— Begin GIVEN RECORDS —

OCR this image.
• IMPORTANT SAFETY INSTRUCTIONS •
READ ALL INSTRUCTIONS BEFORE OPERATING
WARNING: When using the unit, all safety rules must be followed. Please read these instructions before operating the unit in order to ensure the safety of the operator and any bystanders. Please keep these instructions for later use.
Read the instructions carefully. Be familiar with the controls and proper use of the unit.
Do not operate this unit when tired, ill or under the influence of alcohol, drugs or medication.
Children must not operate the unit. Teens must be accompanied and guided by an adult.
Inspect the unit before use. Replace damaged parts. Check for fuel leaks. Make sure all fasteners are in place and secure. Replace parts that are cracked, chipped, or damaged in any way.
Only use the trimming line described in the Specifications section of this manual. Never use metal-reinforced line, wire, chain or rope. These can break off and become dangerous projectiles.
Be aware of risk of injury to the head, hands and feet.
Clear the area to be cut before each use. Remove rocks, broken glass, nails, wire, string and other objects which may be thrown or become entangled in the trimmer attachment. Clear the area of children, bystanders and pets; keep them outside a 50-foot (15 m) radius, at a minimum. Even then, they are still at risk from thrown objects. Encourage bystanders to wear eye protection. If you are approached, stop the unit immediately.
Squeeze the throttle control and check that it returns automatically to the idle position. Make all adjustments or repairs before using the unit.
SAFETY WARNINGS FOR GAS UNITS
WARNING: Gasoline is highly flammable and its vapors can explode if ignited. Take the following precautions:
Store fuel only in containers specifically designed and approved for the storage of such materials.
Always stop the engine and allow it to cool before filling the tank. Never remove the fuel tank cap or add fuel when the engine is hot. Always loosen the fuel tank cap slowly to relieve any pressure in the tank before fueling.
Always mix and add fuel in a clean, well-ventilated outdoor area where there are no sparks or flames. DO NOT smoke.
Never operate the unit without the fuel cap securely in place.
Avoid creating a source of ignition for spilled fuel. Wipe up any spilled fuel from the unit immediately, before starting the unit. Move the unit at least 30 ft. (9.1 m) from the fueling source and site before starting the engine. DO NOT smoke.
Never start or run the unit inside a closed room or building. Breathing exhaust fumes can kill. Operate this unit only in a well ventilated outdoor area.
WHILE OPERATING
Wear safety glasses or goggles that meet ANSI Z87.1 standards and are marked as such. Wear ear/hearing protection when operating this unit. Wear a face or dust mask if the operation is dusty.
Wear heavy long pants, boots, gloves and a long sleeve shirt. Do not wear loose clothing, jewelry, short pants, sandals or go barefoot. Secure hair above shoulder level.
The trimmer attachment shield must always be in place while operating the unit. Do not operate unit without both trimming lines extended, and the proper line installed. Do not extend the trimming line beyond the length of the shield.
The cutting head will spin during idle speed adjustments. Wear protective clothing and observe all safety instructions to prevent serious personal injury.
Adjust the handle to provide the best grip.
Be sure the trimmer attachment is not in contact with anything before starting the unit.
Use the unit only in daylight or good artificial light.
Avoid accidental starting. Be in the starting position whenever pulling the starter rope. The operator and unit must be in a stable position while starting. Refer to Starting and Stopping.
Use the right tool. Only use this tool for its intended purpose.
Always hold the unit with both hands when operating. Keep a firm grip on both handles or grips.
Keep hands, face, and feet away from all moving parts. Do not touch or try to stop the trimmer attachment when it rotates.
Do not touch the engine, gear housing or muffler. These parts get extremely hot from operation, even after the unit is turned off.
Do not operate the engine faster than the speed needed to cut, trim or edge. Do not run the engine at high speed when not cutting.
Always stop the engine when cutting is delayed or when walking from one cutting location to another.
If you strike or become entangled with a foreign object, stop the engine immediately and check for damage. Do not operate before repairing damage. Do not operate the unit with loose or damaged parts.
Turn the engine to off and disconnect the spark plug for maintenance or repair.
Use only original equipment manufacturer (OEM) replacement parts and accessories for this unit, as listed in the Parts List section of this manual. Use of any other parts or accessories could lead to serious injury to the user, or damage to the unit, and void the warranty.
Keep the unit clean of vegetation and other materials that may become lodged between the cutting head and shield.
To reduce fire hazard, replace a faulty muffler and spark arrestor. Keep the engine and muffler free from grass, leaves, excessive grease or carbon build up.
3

— End GIVEN RECORDS —

# WORK TO COMPLETE:
Repeat the data above, word for word.

# RIGHT ANSWER:
OCR this image.
• IMPORTANT SAFETY INSTRUCTIONS •
READ ALL INSTRUCTIONS BEFORE OPERATING
WARNING: When using the unit, all safety rules must be followed. Please read these instructions before operating the unit in order to ensure the safety of the operator and any bystanders. Please keep these instructions for later use.
Read the instructions carefully. Be familiar with the controls and proper use of the unit.
Do not operate this unit when tired, ill or under the influence of alcohol, drugs or medication.
Children must not operate the unit. Teens must be accompanied and guided by an adult.
Inspect the unit before use. Replace damaged parts. Check for fuel leaks. Make sure all fasteners are in place and secure. Replace parts that are cracked, chipped, or damaged in any way.
Only use the trimming line described in the Specifications section of this manual. Never use metal-reinforced line, wire, chain or rope. These can break off and become dangerous projectiles.
Be aware of risk of injury to the head, hands and feet.
Clear the area to be cut before each use. Remove rocks, broken glass, nails, wire, string and other objects which may be thrown or become entangled in the trimmer attachment. Clear the area of children, bystanders and pets; keep them outside a 50-foot (15 m) radius, at a minimum. Even then, they are still at risk from thrown objects. Encourage bystanders to wear eye protection. If you are approached, stop the unit immediately.
Squeeze the throttle control and check that it returns automatically to the idle position. Make all adjustments or repairs before using the unit.
SAFETY WARNINGS FOR GAS UNITS
WARNING: Gasoline is highly flammable and its vapors can explode if ignited. Take the following precautions:
Store fuel only in containers specifically designed and approved for the storage of such materials.
Always stop the engine and allow it to cool before filling the tank. Never remove the fuel tank cap or add fuel when the engine is hot. Always loosen the fuel tank cap slowly to relieve any pressure in the tank before fueling.
Always mix and add fuel in a clean, well-ventilated outdoor area where there are no sparks or flames. DO NOT smoke.
Never operate the unit without the fuel cap securely in place.
Avoid creating a source of ignition for spilled fuel. Wipe up any spilled fuel from the unit immediately, before starting the unit. Move the unit at least 30 ft. (9.1 m) from the fueling source and site before starting the engine. DO NOT smoke.
Never start or run the unit inside a closed room or building. Breathing exhaust fumes can kill. Operate this unit only in a well ventilated outdoor area.
WHILE OPERATING
Wear safety glasses or goggles that meet ANSI Z87.1 standards and are marked as such. Wear ear/hearing protection when operating this unit. Wear a face or dust mask if the operation is dusty.
Wear heavy long pants, boots, gloves and a long sleeve shirt. Do not wear loose clothing, jewelry, short pants, sandals or go barefoot. Secure hair above shoulder level.
The trimmer attachment shield must always be in place while operating the unit. Do not operate unit without both trimming lines extended, and the proper line installed. Do not extend the trimming line beyond the length of the shield.
The cutting head will spin during idle speed adjustments. Wear protective clothing and observe all safety instructions to prevent serious personal injury.
Adjust the handle to provide the best grip.
Be sure the trimmer attachment is not in contact with anything before starting the unit.
Use the unit only in daylight or good artificial light.
Avoid accidental starting. Be in the starting position whenever pulling the starter rope. The operator and unit must be in a stable position while starting. Refer to Starting and Stopping.
Use the right tool. Only use this tool for its intended purpose.
Always hold the unit with both hands when operating. Keep a firm grip on both handles or grips.
Keep hands, face, and feet away from all moving parts. Do not touch or try to stop the trimmer attachment when it rotates.
Do not touch the engine, gear housing or muffler. These parts get extremely hot from operation, even after the unit is turned off.
Do not operate the engine faster than the speed needed to cut, trim or edge. Do not run the engine at high speed when not cutting.
Always stop the engine when cutting is delayed or when walking from one cutting location to another.
If you strike or become entangled with a foreign object, stop the engine immediately and check for damage. Do not operate before repairing damage. Do not operate the unit with loose or damaged parts.
Turn the engine to off and disconnect the spark plug for maintenance or repair.
Use only original equipment manufacturer (OEM) replacement parts and accessories for this unit, as listed in the Parts List section of this manual. Use of any other parts or accessories could lead to serious injury to the user, or damage to the unit, and void the warranty.
Keep the unit clean of vegetation and other materials that may become lodged between the cutting head and shield.
To reduce fire hazard, replace a faulty muffler and spark arrestor. Keep the engine and muffler free from grass, leaves, excessive grease or carbon build up.
3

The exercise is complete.